_REQUIREMENT_: Count every line that has "average" in it and give the total, nothing more.

_INPUT ROWS_:
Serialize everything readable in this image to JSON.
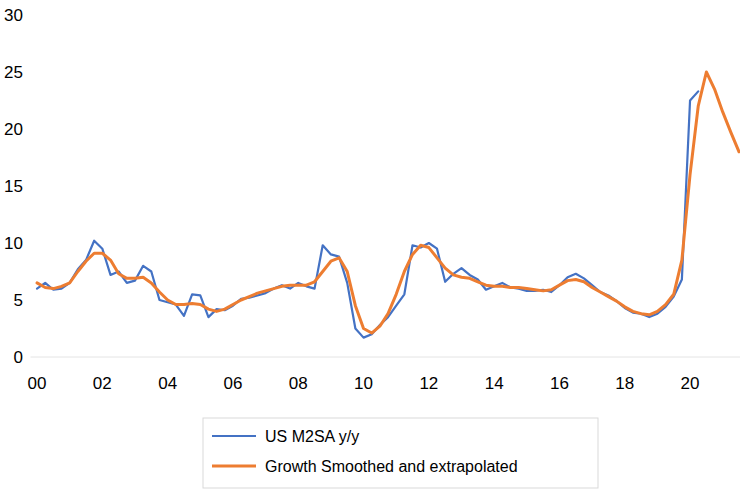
{
  "chart_data": {
    "type": "line",
    "x": [
      2000.0,
      2000.25,
      2000.5,
      2000.75,
      2001.0,
      2001.25,
      2001.5,
      2001.75,
      2002.0,
      2002.25,
      2002.5,
      2002.75,
      2003.0,
      2003.25,
      2003.5,
      2003.75,
      2004.0,
      2004.25,
      2004.5,
      2004.75,
      2005.0,
      2005.25,
      2005.5,
      2005.75,
      2006.0,
      2006.25,
      2006.5,
      2006.75,
      2007.0,
      2007.25,
      2007.5,
      2007.75,
      2008.0,
      2008.25,
      2008.5,
      2008.75,
      2009.0,
      2009.25,
      2009.5,
      2009.75,
      2010.0,
      2010.25,
      2010.5,
      2010.75,
      2011.0,
      2011.25,
      2011.5,
      2011.75,
      2012.0,
      2012.25,
      2012.5,
      2012.75,
      2013.0,
      2013.25,
      2013.5,
      2013.75,
      2014.0,
      2014.25,
      2014.5,
      2014.75,
      2015.0,
      2015.25,
      2015.5,
      2015.75,
      2016.0,
      2016.25,
      2016.5,
      2016.75,
      2017.0,
      2017.25,
      2017.5,
      2017.75,
      2018.0,
      2018.25,
      2018.5,
      2018.75,
      2019.0,
      2019.25,
      2019.5,
      2019.75,
      2020.0,
      2020.25,
      2020.5,
      2020.75,
      2021.0,
      2021.25,
      2021.5
    ],
    "series": [
      {
        "name": "US M2SA y/y",
        "color": "#4472c4",
        "values": [
          6.0,
          6.5,
          5.9,
          6.0,
          6.5,
          7.7,
          8.5,
          10.2,
          9.5,
          7.2,
          7.5,
          6.5,
          6.7,
          8.0,
          7.5,
          5.0,
          4.8,
          4.6,
          3.6,
          5.5,
          5.4,
          3.5,
          4.2,
          4.1,
          4.5,
          5.1,
          5.2,
          5.4,
          5.6,
          6.0,
          6.3,
          6.0,
          6.5,
          6.2,
          6.0,
          9.8,
          9.0,
          8.8,
          6.5,
          2.5,
          1.7,
          2.0,
          2.8,
          3.5,
          4.5,
          5.5,
          9.8,
          9.6,
          10.0,
          9.5,
          6.6,
          7.3,
          7.8,
          7.2,
          6.8,
          5.9,
          6.2,
          6.5,
          6.1,
          6.0,
          5.8,
          5.8,
          5.9,
          5.7,
          6.3,
          7.0,
          7.3,
          6.9,
          6.3,
          5.7,
          5.4,
          4.9,
          4.3,
          3.9,
          3.8,
          3.5,
          3.8,
          4.4,
          5.3,
          6.8,
          22.5,
          23.3,
          null,
          null,
          null,
          null,
          null
        ]
      },
      {
        "name": "Growth Smoothed and extrapolated",
        "color": "#ed7d31",
        "values": [
          6.5,
          6.1,
          6.0,
          6.2,
          6.5,
          7.5,
          8.4,
          9.1,
          9.1,
          8.5,
          7.3,
          6.9,
          6.9,
          7.0,
          6.5,
          5.7,
          5.0,
          4.6,
          4.6,
          4.7,
          4.6,
          4.2,
          4.0,
          4.2,
          4.6,
          5.0,
          5.3,
          5.6,
          5.8,
          6.0,
          6.2,
          6.3,
          6.3,
          6.3,
          6.6,
          7.5,
          8.4,
          8.7,
          7.5,
          4.5,
          2.5,
          2.1,
          2.7,
          3.8,
          5.5,
          7.5,
          9.0,
          9.8,
          9.6,
          8.7,
          7.8,
          7.2,
          7.0,
          6.9,
          6.6,
          6.3,
          6.2,
          6.2,
          6.1,
          6.1,
          6.0,
          5.9,
          5.8,
          5.9,
          6.3,
          6.7,
          6.8,
          6.6,
          6.1,
          5.7,
          5.3,
          4.9,
          4.4,
          4.0,
          3.8,
          3.7,
          4.0,
          4.6,
          5.5,
          8.5,
          16.0,
          22.0,
          25.0,
          23.5,
          21.5,
          19.7,
          18.0
        ]
      }
    ],
    "xlim": [
      1999.8,
      2021.53
    ],
    "xticks": [
      {
        "value": 2000,
        "label": "00"
      },
      {
        "value": 2002,
        "label": "02"
      },
      {
        "value": 2004,
        "label": "04"
      },
      {
        "value": 2006,
        "label": "06"
      },
      {
        "value": 2008,
        "label": "08"
      },
      {
        "value": 2010,
        "label": "10"
      },
      {
        "value": 2012,
        "label": "12"
      },
      {
        "value": 2014,
        "label": "14"
      },
      {
        "value": 2016,
        "label": "16"
      },
      {
        "value": 2018,
        "label": "18"
      },
      {
        "value": 2020,
        "label": "20"
      }
    ],
    "ylim": [
      0,
      30
    ],
    "yticks": [
      0,
      5,
      10,
      15,
      20,
      25,
      30
    ],
    "grid": false,
    "legend": "bottom"
  }
}
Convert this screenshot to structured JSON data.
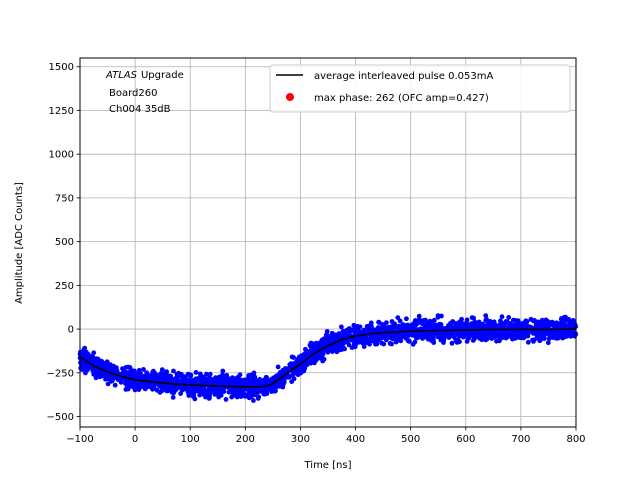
{
  "chart_data": {
    "type": "scatter",
    "title": "",
    "xlabel": "Time [ns]",
    "ylabel": "Amplitude [ADC Counts]",
    "xlim": [
      -100,
      800
    ],
    "ylim": [
      -560,
      1550
    ],
    "xticks": [
      -100,
      0,
      100,
      200,
      300,
      400,
      500,
      600,
      700,
      800
    ],
    "yticks": [
      -500,
      -250,
      0,
      250,
      500,
      750,
      1000,
      1250,
      1500
    ],
    "grid": true,
    "legend_position": "top-right",
    "annotation": {
      "experiment": "ATLAS",
      "line1_suffix": "Upgrade",
      "line2": "Board260",
      "line3": "Ch004 35dB"
    },
    "series": [
      {
        "name": "average interleaved pulse 0.053mA",
        "type": "line",
        "color": "#000000",
        "x": [
          -100,
          -75,
          -50,
          -25,
          0,
          25,
          50,
          75,
          100,
          125,
          150,
          175,
          200,
          225,
          240,
          250,
          260,
          275,
          300,
          325,
          350,
          375,
          400,
          425,
          450,
          500,
          550,
          600,
          650,
          700,
          750,
          800
        ],
        "y": [
          -160,
          -210,
          -245,
          -270,
          -290,
          -300,
          -308,
          -315,
          -320,
          -323,
          -326,
          -328,
          -330,
          -330,
          -325,
          -310,
          -290,
          -255,
          -200,
          -140,
          -95,
          -60,
          -40,
          -28,
          -20,
          -12,
          -8,
          -5,
          -3,
          -2,
          -2,
          0
        ]
      },
      {
        "name": "",
        "type": "scatter",
        "color": "#0000ff",
        "description_spread": 55
      },
      {
        "name": "max phase: 262 (OFC amp=0.427)",
        "type": "scatter",
        "color": "#ff0000",
        "x": [],
        "y": []
      }
    ]
  },
  "legend": {
    "entries": [
      "average interleaved pulse 0.053mA",
      "max phase: 262 (OFC amp=0.427)"
    ]
  }
}
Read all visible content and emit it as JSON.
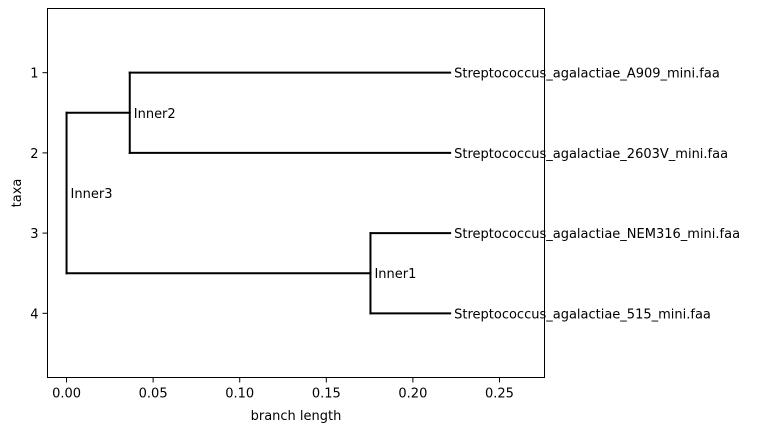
{
  "chart_data": {
    "type": "phylogenetic-tree",
    "xlabel": "branch length",
    "ylabel": "taxa",
    "xlim": [
      -0.011,
      0.276
    ],
    "ylim": [
      4.8,
      0.2
    ],
    "xticks": [
      0.0,
      0.05,
      0.1,
      0.15,
      0.2,
      0.25
    ],
    "xtick_labels": [
      "0.00",
      "0.05",
      "0.10",
      "0.15",
      "0.20",
      "0.25"
    ],
    "yticks": [
      1,
      2,
      3,
      4
    ],
    "ytick_labels": [
      "1",
      "2",
      "3",
      "4"
    ],
    "nodes": [
      {
        "id": "inner3",
        "label": "Inner3",
        "x": 0.0,
        "y": 2.5,
        "parent": null
      },
      {
        "id": "inner2",
        "label": "Inner2",
        "x": 0.0365,
        "y": 1.5,
        "parent": "inner3"
      },
      {
        "id": "inner1",
        "label": "Inner1",
        "x": 0.1755,
        "y": 3.5,
        "parent": "inner3"
      },
      {
        "id": "leaf1",
        "label": "Streptococcus_agalactiae_A909_mini.faa",
        "x": 0.2215,
        "y": 1,
        "parent": "inner2"
      },
      {
        "id": "leaf2",
        "label": "Streptococcus_agalactiae_2603V_mini.faa",
        "x": 0.2215,
        "y": 2,
        "parent": "inner2"
      },
      {
        "id": "leaf3",
        "label": "Streptococcus_agalactiae_NEM316_mini.faa",
        "x": 0.2215,
        "y": 3,
        "parent": "inner1"
      },
      {
        "id": "leaf4",
        "label": "Streptococcus_agalactiae_515_mini.faa",
        "x": 0.2215,
        "y": 4,
        "parent": "inner1"
      }
    ]
  }
}
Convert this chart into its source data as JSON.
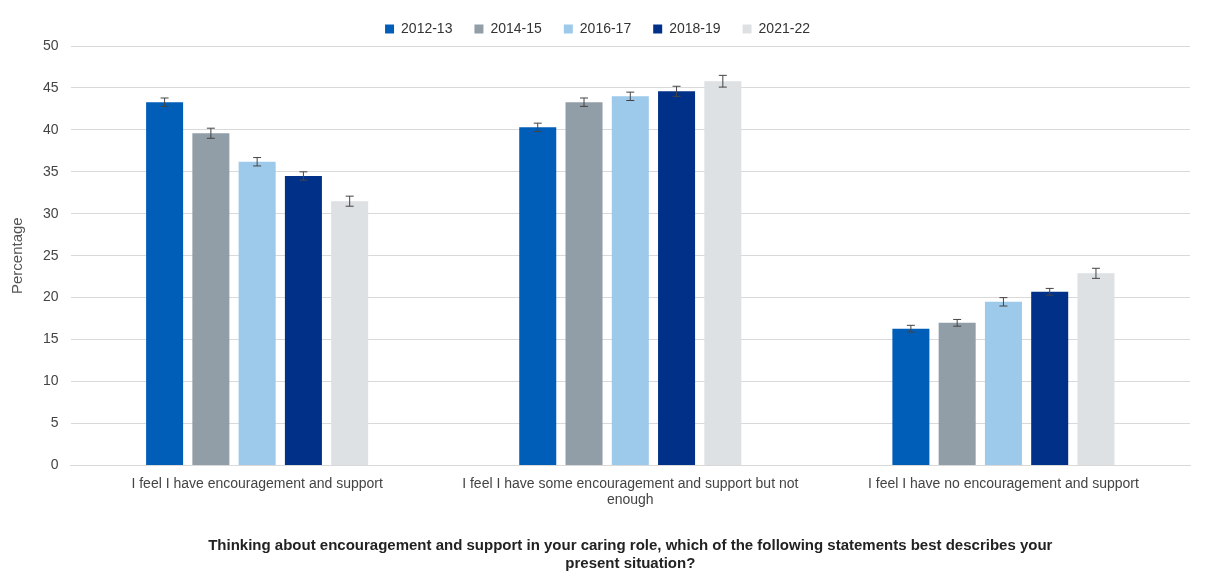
{
  "chart_data": {
    "type": "bar",
    "xlabel": "Thinking about encouragement and support in your caring role, which of the following statements best describes your present situation?",
    "ylabel": "Percentage",
    "categories": [
      "I feel I have encouragement and support",
      "I feel I have some encouragement and support but not enough",
      "I feel I have no encouragement and support"
    ],
    "series": [
      {
        "name": "2012-13",
        "color": "#005eb8",
        "values": [
          43.3,
          40.3,
          16.3
        ],
        "errors": [
          0.5,
          0.5,
          0.4
        ]
      },
      {
        "name": "2014-15",
        "color": "#919ea8",
        "values": [
          39.6,
          43.3,
          17.0
        ],
        "errors": [
          0.6,
          0.5,
          0.4
        ]
      },
      {
        "name": "2016-17",
        "color": "#9dc9ea",
        "values": [
          36.2,
          44.0,
          19.5
        ],
        "errors": [
          0.5,
          0.5,
          0.5
        ]
      },
      {
        "name": "2018-19",
        "color": "#003087",
        "values": [
          34.5,
          44.6,
          20.7
        ],
        "errors": [
          0.5,
          0.6,
          0.4
        ]
      },
      {
        "name": "2021-22",
        "color": "#dde1e4",
        "values": [
          31.5,
          45.8,
          22.9
        ],
        "errors": [
          0.6,
          0.7,
          0.6
        ]
      }
    ],
    "ylim": [
      0,
      50
    ],
    "yticks": [
      0,
      5,
      10,
      15,
      20,
      25,
      30,
      35,
      40,
      45,
      50
    ],
    "grid": "y",
    "legend": "top"
  }
}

_SOLVED EXERCISE_: 2